Locate the word "color" in the material, then show every line that holds it.

## Supplied material
┏━━

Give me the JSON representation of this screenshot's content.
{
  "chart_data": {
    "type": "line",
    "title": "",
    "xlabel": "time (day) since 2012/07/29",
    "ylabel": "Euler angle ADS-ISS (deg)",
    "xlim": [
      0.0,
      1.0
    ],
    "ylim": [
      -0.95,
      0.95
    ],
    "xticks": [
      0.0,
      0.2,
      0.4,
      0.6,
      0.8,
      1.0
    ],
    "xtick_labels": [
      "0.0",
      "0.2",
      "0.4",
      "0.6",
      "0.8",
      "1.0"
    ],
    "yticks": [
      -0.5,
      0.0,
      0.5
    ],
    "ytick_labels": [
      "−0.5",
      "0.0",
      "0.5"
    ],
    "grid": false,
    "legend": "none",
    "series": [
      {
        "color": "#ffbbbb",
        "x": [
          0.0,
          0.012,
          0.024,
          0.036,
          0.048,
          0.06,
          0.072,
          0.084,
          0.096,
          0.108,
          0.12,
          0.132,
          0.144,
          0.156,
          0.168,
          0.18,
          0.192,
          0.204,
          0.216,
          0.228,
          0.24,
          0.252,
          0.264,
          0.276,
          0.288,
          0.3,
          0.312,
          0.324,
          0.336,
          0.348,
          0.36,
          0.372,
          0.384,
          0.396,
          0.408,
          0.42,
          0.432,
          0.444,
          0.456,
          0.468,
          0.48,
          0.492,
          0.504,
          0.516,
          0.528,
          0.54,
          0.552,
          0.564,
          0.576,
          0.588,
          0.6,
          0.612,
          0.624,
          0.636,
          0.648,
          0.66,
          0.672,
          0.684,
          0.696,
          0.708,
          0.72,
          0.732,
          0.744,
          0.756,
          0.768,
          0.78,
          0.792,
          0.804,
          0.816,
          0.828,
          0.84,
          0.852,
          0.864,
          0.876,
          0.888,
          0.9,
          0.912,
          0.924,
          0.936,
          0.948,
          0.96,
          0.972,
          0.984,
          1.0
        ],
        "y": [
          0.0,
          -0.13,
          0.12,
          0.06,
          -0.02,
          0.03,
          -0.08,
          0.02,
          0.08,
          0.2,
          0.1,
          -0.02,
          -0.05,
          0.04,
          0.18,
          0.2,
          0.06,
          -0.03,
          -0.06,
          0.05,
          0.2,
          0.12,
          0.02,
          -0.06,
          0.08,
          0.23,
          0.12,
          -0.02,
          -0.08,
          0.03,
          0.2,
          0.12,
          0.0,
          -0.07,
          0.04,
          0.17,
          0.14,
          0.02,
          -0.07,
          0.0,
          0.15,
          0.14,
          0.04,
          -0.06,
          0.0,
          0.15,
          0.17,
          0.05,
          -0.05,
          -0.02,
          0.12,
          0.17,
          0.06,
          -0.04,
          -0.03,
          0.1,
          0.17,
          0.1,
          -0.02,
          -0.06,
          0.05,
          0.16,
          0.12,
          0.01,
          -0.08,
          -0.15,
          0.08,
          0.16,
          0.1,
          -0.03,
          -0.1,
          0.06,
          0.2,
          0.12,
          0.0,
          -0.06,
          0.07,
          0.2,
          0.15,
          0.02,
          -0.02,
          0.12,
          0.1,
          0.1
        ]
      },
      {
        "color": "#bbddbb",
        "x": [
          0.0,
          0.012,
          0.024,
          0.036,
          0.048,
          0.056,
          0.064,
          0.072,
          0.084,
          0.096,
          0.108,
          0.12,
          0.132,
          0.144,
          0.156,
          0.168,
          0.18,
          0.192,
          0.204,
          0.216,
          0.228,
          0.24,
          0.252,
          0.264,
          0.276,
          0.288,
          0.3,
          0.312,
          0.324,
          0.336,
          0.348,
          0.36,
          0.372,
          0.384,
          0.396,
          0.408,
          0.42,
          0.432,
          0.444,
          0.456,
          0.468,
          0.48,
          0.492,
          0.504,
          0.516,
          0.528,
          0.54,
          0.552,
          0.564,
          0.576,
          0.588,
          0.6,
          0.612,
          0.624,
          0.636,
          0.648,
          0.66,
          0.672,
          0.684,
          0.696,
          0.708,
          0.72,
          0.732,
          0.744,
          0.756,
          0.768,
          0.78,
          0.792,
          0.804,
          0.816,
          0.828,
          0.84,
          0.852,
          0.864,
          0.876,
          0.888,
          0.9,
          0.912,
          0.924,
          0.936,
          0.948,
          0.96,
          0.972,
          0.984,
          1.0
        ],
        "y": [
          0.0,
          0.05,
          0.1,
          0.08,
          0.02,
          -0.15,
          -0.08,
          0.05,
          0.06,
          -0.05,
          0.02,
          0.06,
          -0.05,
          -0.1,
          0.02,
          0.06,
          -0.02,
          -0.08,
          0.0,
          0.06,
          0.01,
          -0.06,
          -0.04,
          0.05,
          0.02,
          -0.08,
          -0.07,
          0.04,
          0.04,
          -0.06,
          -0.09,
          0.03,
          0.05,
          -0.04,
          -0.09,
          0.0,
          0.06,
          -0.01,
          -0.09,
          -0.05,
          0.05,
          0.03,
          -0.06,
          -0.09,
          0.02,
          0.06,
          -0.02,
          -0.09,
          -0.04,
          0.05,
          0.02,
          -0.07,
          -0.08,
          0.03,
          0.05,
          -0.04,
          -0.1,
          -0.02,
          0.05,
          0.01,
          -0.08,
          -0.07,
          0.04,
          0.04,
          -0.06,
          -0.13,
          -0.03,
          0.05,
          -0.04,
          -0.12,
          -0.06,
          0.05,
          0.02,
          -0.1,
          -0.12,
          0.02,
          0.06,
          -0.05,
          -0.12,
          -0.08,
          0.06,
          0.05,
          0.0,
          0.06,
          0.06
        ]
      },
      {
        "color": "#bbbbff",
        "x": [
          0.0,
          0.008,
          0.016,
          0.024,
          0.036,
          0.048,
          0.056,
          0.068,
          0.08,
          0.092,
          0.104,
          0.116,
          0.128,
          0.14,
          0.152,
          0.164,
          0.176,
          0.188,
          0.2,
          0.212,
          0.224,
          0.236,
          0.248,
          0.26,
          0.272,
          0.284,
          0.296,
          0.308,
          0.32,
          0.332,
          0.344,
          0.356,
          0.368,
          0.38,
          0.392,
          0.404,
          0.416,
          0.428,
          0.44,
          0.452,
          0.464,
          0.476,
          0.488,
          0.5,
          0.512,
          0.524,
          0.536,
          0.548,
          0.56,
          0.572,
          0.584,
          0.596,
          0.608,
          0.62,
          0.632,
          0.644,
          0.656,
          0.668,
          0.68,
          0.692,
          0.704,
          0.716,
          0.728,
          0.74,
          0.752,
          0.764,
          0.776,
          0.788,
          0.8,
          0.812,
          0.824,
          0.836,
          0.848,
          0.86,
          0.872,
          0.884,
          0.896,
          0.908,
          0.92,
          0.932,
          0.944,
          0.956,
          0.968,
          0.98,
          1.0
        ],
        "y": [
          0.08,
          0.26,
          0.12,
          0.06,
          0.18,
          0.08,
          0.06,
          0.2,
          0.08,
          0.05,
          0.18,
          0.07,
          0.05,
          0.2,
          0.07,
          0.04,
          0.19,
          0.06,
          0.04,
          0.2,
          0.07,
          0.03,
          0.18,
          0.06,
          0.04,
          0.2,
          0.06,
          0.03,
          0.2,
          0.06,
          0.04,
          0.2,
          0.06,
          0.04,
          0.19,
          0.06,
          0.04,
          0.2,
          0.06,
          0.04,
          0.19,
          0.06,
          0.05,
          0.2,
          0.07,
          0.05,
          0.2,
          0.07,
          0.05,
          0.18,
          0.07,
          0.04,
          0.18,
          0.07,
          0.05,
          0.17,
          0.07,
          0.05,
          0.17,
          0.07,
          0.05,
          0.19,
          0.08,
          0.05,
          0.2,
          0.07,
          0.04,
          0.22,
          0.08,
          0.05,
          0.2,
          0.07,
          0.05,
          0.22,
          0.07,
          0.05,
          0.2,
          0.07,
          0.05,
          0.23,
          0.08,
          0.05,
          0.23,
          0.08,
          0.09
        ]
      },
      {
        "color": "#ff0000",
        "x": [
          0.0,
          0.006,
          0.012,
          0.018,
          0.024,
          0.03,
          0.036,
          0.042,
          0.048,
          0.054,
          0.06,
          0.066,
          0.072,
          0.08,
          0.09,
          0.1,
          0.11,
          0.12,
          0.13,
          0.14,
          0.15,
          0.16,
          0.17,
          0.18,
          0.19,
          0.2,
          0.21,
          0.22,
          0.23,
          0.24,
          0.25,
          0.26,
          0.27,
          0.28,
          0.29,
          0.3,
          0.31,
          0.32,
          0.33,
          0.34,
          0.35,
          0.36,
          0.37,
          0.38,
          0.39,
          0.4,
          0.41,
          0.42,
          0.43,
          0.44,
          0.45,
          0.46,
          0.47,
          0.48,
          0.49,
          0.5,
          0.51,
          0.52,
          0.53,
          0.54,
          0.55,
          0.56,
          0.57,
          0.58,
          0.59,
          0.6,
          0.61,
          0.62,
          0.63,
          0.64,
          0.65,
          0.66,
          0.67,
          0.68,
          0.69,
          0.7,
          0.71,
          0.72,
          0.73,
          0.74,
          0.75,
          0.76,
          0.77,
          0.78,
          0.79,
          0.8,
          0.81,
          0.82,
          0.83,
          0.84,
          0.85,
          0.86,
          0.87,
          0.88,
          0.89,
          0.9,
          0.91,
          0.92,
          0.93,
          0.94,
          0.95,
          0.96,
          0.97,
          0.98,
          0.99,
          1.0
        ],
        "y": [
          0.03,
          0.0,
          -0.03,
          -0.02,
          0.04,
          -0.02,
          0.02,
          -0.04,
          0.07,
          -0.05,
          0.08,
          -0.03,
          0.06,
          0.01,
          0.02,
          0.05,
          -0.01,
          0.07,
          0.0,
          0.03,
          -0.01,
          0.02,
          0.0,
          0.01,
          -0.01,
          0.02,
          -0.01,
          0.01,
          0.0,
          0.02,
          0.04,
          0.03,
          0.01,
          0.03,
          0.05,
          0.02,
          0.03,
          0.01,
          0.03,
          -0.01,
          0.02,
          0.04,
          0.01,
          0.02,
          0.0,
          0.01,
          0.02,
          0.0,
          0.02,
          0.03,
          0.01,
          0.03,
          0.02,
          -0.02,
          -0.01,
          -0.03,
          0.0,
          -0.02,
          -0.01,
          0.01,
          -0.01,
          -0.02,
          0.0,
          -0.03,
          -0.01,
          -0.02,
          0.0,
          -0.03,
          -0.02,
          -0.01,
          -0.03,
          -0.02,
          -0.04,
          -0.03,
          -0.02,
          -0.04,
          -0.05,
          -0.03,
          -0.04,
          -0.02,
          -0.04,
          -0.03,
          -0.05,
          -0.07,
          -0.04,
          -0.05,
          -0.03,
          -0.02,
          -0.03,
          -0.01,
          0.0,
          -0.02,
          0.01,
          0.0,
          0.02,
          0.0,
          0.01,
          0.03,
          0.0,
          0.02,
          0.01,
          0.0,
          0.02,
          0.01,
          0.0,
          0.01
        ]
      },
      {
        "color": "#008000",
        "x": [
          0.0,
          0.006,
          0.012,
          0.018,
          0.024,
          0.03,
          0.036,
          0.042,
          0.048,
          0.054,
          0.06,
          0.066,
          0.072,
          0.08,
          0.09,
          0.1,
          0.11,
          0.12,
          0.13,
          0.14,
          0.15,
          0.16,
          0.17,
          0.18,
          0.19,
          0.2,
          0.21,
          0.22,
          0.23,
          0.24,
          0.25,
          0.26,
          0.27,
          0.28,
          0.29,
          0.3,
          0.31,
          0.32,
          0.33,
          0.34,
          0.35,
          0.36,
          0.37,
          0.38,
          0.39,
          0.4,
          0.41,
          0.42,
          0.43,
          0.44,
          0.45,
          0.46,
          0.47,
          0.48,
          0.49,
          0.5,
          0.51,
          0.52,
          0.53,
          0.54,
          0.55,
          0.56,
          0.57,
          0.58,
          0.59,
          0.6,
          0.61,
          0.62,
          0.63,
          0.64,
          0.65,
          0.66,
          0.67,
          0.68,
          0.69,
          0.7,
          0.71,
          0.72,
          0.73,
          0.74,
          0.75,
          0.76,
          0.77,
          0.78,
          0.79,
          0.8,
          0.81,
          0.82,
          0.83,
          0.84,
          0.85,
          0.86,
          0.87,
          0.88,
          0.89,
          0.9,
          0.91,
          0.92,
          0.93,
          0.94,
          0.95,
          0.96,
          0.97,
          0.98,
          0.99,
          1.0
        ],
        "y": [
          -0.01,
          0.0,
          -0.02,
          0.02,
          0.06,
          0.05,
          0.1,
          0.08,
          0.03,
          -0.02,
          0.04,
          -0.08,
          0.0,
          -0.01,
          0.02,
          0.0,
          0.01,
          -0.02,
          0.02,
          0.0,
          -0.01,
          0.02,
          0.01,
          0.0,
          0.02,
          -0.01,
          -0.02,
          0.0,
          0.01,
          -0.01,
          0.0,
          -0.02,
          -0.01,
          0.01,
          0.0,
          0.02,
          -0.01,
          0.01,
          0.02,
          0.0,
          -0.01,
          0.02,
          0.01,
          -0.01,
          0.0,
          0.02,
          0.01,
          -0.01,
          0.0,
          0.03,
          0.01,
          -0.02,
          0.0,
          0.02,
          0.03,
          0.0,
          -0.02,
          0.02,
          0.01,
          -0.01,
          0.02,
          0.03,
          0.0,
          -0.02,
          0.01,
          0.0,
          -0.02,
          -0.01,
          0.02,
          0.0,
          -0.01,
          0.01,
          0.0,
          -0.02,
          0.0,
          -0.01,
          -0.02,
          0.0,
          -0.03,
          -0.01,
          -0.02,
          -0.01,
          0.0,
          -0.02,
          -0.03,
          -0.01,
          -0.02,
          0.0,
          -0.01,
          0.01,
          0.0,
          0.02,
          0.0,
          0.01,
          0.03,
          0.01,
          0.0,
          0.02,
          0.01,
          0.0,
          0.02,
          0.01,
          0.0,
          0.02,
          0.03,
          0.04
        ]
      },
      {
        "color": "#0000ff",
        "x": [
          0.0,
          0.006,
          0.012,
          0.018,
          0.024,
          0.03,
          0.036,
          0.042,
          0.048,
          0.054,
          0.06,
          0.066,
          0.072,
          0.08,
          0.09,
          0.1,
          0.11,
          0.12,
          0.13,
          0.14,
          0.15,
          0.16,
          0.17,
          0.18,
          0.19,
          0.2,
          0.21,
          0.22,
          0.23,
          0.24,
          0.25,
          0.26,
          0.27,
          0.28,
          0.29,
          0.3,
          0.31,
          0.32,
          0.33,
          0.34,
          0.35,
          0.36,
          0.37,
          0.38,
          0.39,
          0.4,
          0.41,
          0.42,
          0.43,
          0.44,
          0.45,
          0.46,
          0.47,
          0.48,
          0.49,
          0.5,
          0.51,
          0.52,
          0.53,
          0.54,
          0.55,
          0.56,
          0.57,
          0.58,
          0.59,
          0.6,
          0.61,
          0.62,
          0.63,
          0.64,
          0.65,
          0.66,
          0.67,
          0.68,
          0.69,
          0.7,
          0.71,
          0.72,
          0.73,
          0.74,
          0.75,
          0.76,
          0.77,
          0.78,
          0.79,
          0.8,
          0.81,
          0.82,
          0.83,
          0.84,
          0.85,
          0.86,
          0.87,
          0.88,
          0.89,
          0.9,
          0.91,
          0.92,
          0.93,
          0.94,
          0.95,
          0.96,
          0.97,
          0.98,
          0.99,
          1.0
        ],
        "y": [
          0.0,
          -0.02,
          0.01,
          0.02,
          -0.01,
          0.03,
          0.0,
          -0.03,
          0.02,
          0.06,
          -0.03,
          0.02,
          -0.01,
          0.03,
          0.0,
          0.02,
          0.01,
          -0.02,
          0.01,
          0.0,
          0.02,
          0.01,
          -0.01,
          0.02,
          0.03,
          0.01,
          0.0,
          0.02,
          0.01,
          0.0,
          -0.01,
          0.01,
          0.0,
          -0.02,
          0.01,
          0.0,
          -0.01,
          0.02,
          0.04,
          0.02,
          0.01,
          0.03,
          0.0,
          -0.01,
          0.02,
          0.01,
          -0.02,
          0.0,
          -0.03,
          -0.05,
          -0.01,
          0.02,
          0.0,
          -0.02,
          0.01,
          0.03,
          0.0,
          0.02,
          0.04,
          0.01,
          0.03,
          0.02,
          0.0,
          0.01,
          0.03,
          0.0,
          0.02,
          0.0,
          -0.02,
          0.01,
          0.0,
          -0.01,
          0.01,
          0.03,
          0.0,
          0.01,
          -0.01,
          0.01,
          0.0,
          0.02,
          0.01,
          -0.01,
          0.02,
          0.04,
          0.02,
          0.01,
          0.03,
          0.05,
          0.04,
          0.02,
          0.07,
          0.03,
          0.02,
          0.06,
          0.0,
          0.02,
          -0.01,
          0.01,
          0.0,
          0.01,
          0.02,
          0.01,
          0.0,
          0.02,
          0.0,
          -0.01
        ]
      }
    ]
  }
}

┗━━

## Answer for this exercise
        "color": "#ffbbbb",
        "color": "#bbddbb",
        "color": "#bbbbff",
        "color": "#ff0000",
        "color": "#008000",
        "color": "#0000ff",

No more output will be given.